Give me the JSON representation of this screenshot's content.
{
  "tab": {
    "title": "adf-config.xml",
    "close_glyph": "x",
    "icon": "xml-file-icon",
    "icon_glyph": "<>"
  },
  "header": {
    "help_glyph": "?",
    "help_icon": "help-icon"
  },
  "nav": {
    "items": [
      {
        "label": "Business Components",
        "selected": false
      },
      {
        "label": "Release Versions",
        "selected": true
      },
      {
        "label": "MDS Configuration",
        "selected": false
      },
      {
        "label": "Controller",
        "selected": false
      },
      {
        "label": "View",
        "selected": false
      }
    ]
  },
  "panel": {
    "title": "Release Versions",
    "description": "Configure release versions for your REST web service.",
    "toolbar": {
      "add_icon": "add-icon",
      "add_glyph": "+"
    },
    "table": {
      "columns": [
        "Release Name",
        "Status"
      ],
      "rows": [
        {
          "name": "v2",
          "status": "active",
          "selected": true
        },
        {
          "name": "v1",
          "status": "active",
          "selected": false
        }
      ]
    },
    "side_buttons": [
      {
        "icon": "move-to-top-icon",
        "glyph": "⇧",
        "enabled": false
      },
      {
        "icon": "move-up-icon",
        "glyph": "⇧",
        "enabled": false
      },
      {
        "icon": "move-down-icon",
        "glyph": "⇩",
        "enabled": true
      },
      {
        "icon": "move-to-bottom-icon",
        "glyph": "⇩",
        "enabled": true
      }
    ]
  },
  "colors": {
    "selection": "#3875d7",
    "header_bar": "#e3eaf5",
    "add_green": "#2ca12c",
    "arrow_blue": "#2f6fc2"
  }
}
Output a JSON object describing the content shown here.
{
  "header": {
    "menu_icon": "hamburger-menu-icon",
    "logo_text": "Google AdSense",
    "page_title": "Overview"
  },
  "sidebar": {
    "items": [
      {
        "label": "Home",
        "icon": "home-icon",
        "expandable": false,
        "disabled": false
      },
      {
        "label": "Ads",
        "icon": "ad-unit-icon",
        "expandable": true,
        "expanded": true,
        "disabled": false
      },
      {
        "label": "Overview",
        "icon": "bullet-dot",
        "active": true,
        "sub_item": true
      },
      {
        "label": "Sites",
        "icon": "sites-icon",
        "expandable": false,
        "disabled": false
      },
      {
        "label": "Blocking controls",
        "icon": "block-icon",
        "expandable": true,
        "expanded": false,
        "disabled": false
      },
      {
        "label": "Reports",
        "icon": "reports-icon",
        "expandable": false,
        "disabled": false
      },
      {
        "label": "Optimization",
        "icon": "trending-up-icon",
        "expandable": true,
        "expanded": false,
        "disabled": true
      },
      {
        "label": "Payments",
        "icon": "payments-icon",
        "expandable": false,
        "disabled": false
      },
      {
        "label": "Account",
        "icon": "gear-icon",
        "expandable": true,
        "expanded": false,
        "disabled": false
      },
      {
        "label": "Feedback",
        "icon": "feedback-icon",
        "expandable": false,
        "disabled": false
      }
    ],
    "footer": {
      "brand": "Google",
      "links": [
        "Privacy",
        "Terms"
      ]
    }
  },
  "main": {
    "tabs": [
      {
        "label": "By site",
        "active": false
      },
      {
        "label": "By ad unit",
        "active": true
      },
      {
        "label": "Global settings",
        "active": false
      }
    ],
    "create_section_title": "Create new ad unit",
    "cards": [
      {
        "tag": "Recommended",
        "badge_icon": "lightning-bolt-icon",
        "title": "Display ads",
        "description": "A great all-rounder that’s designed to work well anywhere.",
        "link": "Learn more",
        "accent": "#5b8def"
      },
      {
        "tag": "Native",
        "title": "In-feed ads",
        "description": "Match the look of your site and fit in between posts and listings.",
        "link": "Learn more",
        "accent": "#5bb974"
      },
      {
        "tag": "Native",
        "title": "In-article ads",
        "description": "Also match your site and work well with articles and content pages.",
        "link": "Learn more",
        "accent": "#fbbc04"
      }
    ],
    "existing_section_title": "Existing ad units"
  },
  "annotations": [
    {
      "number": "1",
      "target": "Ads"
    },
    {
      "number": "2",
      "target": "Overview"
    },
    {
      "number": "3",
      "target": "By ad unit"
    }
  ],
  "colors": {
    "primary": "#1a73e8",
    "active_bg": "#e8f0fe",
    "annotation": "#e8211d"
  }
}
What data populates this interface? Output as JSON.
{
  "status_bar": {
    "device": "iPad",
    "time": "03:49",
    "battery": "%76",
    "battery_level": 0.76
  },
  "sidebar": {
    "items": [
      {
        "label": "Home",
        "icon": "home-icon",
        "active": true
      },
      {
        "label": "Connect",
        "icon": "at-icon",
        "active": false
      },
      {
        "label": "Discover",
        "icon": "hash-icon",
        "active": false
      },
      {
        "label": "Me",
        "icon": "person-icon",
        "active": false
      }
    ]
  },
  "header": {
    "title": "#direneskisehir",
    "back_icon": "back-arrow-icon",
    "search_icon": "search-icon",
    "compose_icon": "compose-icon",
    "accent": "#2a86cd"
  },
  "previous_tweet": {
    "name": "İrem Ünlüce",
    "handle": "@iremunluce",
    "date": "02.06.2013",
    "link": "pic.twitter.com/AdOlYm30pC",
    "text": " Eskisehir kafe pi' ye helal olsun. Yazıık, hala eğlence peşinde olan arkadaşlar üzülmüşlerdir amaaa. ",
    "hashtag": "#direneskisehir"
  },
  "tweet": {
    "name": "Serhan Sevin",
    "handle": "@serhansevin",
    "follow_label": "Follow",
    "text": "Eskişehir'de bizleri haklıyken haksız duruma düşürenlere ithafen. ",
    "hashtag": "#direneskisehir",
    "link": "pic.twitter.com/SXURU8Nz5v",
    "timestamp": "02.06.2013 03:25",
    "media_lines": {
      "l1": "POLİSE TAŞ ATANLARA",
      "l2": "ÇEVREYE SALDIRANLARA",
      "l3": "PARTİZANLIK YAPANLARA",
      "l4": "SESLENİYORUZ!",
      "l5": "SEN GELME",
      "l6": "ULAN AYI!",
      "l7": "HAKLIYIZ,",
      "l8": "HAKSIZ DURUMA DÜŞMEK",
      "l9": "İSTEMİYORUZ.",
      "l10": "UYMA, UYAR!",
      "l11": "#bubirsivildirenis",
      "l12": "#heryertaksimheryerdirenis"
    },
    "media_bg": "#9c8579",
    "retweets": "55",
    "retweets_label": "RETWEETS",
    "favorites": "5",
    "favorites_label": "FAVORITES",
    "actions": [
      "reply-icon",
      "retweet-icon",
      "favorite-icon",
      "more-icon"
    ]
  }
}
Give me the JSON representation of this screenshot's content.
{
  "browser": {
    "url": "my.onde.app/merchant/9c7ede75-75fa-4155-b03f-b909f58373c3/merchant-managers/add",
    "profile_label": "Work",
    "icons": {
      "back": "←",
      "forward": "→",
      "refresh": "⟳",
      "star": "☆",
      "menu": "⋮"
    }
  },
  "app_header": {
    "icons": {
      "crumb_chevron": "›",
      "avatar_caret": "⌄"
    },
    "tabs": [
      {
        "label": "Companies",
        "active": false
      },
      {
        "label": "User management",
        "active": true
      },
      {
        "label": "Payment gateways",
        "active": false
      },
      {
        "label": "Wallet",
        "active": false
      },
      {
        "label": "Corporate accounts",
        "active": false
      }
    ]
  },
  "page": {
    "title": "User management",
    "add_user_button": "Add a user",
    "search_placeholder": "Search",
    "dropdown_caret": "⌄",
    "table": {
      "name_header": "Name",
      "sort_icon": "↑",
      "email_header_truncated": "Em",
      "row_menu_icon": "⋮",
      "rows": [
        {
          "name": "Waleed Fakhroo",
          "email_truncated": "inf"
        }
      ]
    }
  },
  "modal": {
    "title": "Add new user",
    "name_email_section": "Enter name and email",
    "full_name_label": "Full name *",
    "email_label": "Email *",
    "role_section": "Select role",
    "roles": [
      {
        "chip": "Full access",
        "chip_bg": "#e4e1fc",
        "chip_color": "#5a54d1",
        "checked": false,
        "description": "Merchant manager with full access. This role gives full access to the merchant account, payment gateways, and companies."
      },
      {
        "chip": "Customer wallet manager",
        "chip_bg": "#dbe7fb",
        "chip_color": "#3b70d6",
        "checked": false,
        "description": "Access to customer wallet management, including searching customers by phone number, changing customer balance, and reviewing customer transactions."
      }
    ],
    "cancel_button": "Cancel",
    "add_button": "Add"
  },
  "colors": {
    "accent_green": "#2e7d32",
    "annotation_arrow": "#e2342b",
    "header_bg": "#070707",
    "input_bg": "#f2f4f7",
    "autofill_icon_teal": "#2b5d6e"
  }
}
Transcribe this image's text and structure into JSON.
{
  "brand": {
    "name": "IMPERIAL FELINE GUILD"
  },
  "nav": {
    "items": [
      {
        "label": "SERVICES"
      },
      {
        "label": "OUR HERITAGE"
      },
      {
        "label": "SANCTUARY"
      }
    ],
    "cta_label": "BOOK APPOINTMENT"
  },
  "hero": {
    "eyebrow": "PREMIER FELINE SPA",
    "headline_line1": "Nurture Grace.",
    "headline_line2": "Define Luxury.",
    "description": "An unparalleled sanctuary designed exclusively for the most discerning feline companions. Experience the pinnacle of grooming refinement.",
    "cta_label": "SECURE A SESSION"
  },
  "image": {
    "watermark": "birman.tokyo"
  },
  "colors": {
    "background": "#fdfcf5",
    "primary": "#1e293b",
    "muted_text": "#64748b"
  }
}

──────────

## [STATED PROBLEM]
Send back exactly the lines from the line with "Transcribe this image's" through the end of the records.

## [SOLUTION BELOW]
Transcribe this image's text and structure into JSON.
{
  "brand": {
    "name": "IMPERIAL FELINE GUILD"
  },
  "nav": {
    "items": [
      {
        "label": "SERVICES"
      },
      {
        "label": "OUR HERITAGE"
      },
      {
        "label": "SANCTUARY"
      }
    ],
    "cta_label": "BOOK APPOINTMENT"
  },
  "hero": {
    "eyebrow": "PREMIER FELINE SPA",
    "headline_line1": "Nurture Grace.",
    "headline_line2": "Define Luxury.",
    "description": "An unparalleled sanctuary designed exclusively for the most discerning feline companions. Experience the pinnacle of grooming refinement.",
    "cta_label": "SECURE A SESSION"
  },
  "image": {
    "watermark": "birman.tokyo"
  },
  "colors": {
    "background": "#fdfcf5",
    "primary": "#1e293b",
    "muted_text": "#64748b"
  }
}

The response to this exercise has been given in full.